Patitas uses a three-stage pipeline: Lexer → Parser → Renderer.
Overview
Source Text → Lexer → Tokens → Parser → AST → Renderer → HTML
Lexer
The lexer is a state-machine tokenizer. No regex.
Key features:
- O(n) guaranteed time complexity
- No backtracking
- No ReDoS vulnerabilities
- Single-pass scanning
Token types:
- Block boundaries (paragraphs, headings, lists)
- Inline markers (emphasis, links, code)
- Literals (text, code content)
from patitas.lexer import Lexer
lexer = Lexer("# Hello **World**")
for token in lexer:
print(token.type, token.value)
Parser
The parser consumes tokens to build the AST.

================

- _Exercise tasks_
1. In the Patitas pipeline page, rewrite the part that starts with "Token types:" as one short sentence that keeps all three types and their examples.
2. List every key feature of the lexer that the Patitas pipeline page names.
3. Reproduce the Patitas pipeline page word for word, starting at "Patitas uses a" and ending at "(paragraphs, headings, lists)".

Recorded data

================

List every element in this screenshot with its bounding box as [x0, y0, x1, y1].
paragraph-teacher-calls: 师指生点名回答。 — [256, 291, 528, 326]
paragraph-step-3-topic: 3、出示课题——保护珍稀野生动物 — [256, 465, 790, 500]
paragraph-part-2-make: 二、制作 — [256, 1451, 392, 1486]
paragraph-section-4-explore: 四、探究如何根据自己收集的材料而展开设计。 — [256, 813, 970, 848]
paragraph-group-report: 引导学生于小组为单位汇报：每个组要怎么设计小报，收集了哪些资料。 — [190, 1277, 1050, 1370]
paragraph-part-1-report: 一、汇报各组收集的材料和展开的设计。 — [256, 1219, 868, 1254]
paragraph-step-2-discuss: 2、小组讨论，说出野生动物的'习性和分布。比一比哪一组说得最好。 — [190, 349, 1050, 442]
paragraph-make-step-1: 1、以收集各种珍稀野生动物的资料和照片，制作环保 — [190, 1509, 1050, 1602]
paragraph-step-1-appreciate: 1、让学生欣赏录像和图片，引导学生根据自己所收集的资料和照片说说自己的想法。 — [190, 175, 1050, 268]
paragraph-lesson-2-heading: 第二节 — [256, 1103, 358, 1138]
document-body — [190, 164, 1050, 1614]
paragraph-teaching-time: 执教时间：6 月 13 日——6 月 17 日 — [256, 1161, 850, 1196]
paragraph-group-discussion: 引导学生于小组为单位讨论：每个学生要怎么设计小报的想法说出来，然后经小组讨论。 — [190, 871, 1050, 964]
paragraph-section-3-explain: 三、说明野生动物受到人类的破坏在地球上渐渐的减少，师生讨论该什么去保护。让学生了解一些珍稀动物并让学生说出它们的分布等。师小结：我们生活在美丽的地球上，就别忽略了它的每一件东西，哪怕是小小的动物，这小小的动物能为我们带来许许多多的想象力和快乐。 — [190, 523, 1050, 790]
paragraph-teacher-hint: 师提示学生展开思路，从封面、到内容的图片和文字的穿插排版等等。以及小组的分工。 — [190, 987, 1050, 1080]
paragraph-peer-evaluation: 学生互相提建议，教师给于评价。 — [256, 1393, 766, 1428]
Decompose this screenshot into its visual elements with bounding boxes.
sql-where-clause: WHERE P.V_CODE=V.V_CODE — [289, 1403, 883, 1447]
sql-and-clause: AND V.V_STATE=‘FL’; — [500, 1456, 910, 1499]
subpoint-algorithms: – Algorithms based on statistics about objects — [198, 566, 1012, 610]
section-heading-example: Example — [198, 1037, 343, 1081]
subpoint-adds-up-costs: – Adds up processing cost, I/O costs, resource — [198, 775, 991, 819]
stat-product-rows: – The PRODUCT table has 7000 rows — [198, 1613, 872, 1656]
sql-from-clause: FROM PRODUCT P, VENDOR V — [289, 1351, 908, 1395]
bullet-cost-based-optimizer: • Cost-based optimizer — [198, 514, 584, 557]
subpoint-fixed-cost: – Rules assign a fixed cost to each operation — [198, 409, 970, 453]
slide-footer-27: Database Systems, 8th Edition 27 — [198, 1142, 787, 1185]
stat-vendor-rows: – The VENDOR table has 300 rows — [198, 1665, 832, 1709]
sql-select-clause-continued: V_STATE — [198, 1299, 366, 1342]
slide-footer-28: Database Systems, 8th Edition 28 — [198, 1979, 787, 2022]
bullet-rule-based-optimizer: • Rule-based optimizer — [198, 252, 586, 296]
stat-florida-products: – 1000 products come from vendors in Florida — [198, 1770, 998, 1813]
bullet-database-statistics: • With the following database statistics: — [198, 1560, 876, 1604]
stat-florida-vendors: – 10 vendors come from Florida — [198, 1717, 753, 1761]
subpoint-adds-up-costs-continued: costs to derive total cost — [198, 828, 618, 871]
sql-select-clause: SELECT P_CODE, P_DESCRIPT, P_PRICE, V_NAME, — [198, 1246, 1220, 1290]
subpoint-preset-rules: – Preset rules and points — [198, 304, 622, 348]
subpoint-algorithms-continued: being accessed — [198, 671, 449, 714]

================

- _Responses per task_
1. The lexer produces block boundaries (paragraphs, headings, lists), inline markers (emphasis, links, code) and literals (text, code content).

2.
- O(n) guaranteed time complexity
- No backtracking
- No ReDoS vulnerabilities
- Single-pass scanning

3.
Patitas uses a three-stage pipeline: Lexer → Parser → Renderer.
Overview
Source Text → Lexer → Tokens → Parser → AST → Renderer → HTML
Lexer
The lexer is a state-machine tokenizer. No regex.
Key features:
- O(n) guaranteed time complexity
- No backtracking
- No ReDoS vulnerabilities
- Single-pass scanning
Token types:
- Block boundaries (paragraphs, headings, lists)